Give back every line exactly as it appears, pictures excluded.

Dataset items:
## BEGIN
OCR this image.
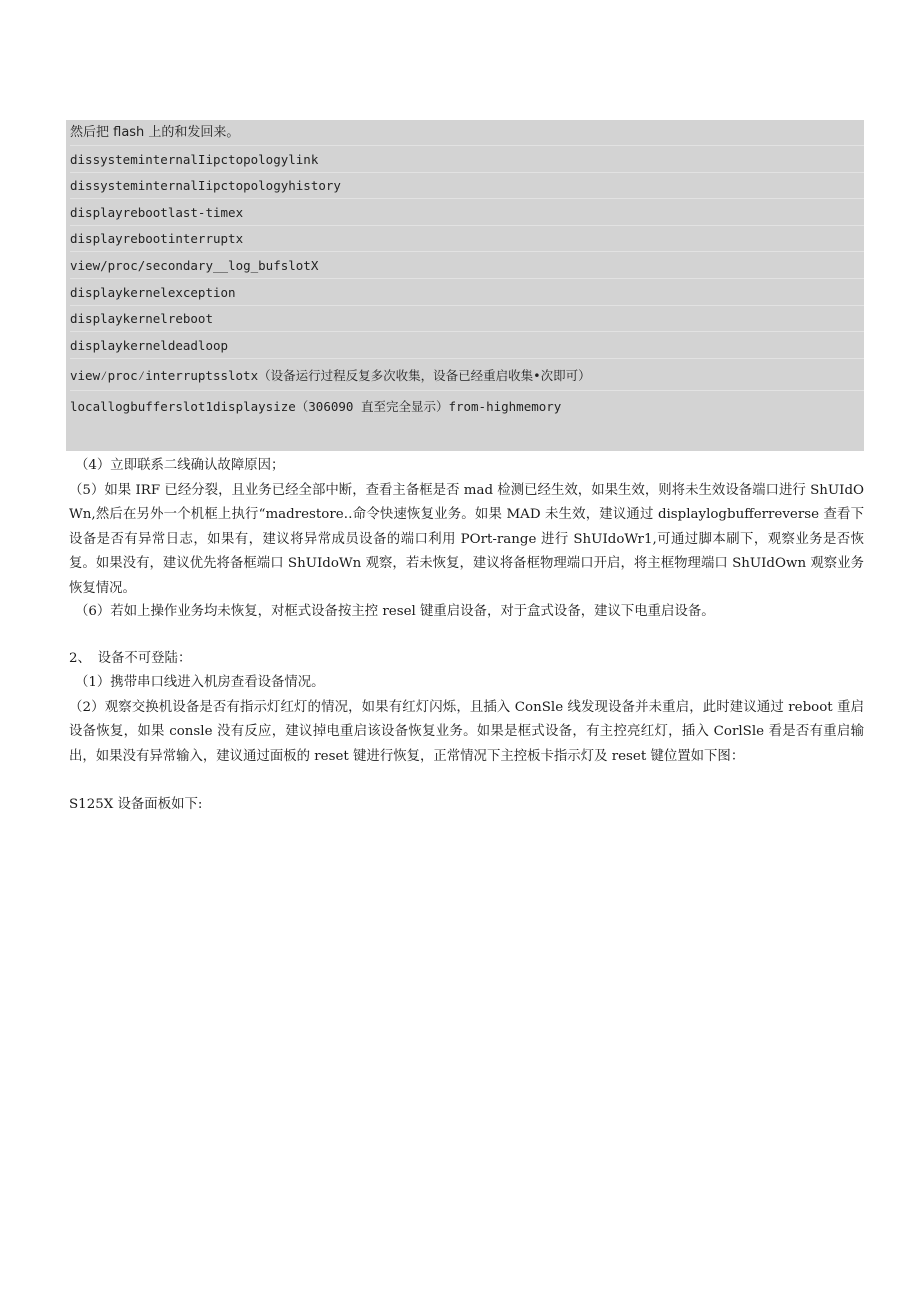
然后把 flash 上的和发回来。
dissysteminternalIipctopologylink
dissysteminternalIipctopologyhistory
displayrebootlast-timex
displayrebootinterruptx
view/proc/secondary__log_bufslotX
displaykernelexception
displaykernelreboot
displaykerneldeadloop
view⁄proc⁄interruptsslotx（设备运行过程反复多次收集，设备已经重启收集•次即可）
locallogbufferslot1displaysize（306090 直至完全显示）from-highmemory
（4）立即联系二线确认故障原因；
（5）如果 IRF 已经分裂，且业务已经全部中断，查看主备框是否 mad 检测已经生效，如果生效，则将未生效设备端口进行 ShUIdOWn,然后在另外一个机框上执行“madrestore‥命令快速恢复业务。如果 MAD 未生效，建议通过 displaylogbufferreverse 查看下设备是否有异常日志，如果有，建议将异常成员设备的端口利用 POrt-range 进行 ShUIdoWr1,可通过脚本刷下，观察业务是否恢复。如果没有，建议优先将备框端口 ShUIdoWn 观察，若未恢复，建议将备框物理端口开启，将主框物理端口 ShUIdOwn 观察业务恢复情况。
（6）若如上操作业务均未恢复，对框式设备按主控 resel 键重启设备，对于盒式设备，建议下电重启设备。
2、　设备不可登陆：
（1）携带串口线进入机房查看设备情况。
（2）观察交换机设备是否有指示灯红灯的情况，如果有红灯闪烁，且插入 ConSle 线发现设备并未重启，此时建议通过 reboot 重启设备恢复，如果 consle 没有反应，建议掉电重启该设备恢复业务。如果是框式设备，有主控亮红灯，插入 CorlSle 看是否有重启输出，如果没有异常输入，建议通过面板的 reset 键进行恢复，正常情况下主控板卡指示灯及 reset 键位置如下图：
S125X 设备面板如下:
## END
* **Exercise solution**:
OCR this image.
然后把 flash 上的和发回来。
dissysteminternalIipctopologylink
dissysteminternalIipctopologyhistory
displayrebootlast-timex
displayrebootinterruptx
view/proc/secondary__log_bufslotX
displaykernelexception
displaykernelreboot
displaykerneldeadloop
view⁄proc⁄interruptsslotx（设备运行过程反复多次收集，设备已经重启收集•次即可）
locallogbufferslot1displaysize（306090 直至完全显示）from-highmemory
（4）立即联系二线确认故障原因；
（5）如果 IRF 已经分裂，且业务已经全部中断，查看主备框是否 mad 检测已经生效，如果生效，则将未生效设备端口进行 ShUIdOWn,然后在另外一个机框上执行“madrestore‥命令快速恢复业务。如果 MAD 未生效，建议通过 displaylogbufferreverse 查看下设备是否有异常日志，如果有，建议将异常成员设备的端口利用 POrt-range 进行 ShUIdoWr1,可通过脚本刷下，观察业务是否恢复。如果没有，建议优先将备框端口 ShUIdoWn 观察，若未恢复，建议将备框物理端口开启，将主框物理端口 ShUIdOwn 观察业务恢复情况。
（6）若如上操作业务均未恢复，对框式设备按主控 resel 键重启设备，对于盒式设备，建议下电重启设备。
2、　设备不可登陆：
（1）携带串口线进入机房查看设备情况。
（2）观察交换机设备是否有指示灯红灯的情况，如果有红灯闪烁，且插入 ConSle 线发现设备并未重启，此时建议通过 reboot 重启设备恢复，如果 consle 没有反应，建议掉电重启该设备恢复业务。如果是框式设备，有主控亮红灯，插入 CorlSle 看是否有重启输出，如果没有异常输入，建议通过面板的 reset 键进行恢复，正常情况下主控板卡指示灯及 reset 键位置如下图：
S125X 设备面板如下:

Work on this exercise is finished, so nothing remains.